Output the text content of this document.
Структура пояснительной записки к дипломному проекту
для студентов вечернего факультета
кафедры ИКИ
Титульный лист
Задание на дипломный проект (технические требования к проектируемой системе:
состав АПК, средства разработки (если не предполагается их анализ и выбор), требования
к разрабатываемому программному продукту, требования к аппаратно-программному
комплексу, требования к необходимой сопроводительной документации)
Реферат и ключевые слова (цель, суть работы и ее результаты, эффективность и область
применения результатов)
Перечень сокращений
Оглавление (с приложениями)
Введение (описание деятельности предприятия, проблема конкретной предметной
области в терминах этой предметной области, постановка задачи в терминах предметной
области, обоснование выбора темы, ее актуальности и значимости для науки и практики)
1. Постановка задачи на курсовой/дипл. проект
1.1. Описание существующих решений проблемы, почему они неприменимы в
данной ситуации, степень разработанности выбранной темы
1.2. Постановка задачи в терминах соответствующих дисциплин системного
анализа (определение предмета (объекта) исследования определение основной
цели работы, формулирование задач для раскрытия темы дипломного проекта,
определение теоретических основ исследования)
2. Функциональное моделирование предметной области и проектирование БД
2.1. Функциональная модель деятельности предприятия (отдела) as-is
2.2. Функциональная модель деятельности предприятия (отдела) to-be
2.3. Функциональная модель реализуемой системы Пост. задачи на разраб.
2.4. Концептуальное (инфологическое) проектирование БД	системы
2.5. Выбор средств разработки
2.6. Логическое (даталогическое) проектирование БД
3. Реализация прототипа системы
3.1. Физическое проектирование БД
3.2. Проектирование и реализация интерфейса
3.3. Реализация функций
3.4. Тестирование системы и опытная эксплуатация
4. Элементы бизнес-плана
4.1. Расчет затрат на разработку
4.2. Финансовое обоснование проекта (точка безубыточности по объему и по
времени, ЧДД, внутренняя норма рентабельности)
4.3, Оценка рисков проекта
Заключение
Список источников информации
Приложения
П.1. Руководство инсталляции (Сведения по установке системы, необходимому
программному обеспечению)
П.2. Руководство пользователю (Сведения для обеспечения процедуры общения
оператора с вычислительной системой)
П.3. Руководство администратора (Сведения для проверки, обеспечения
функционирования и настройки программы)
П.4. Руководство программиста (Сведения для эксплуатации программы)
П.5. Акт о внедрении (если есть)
::::::::::
Read the data above. Pull out each line in which the string "задачи" appears.

области в терминах этой предметной области, постановка задачи в терминах предметной
1. Постановка задачи на курсовой/дипл. проект
1.2. Постановка задачи в терминах соответствующих дисциплин системного
2.3. Функциональная модель реализуемой системы Пост. задачи на разраб.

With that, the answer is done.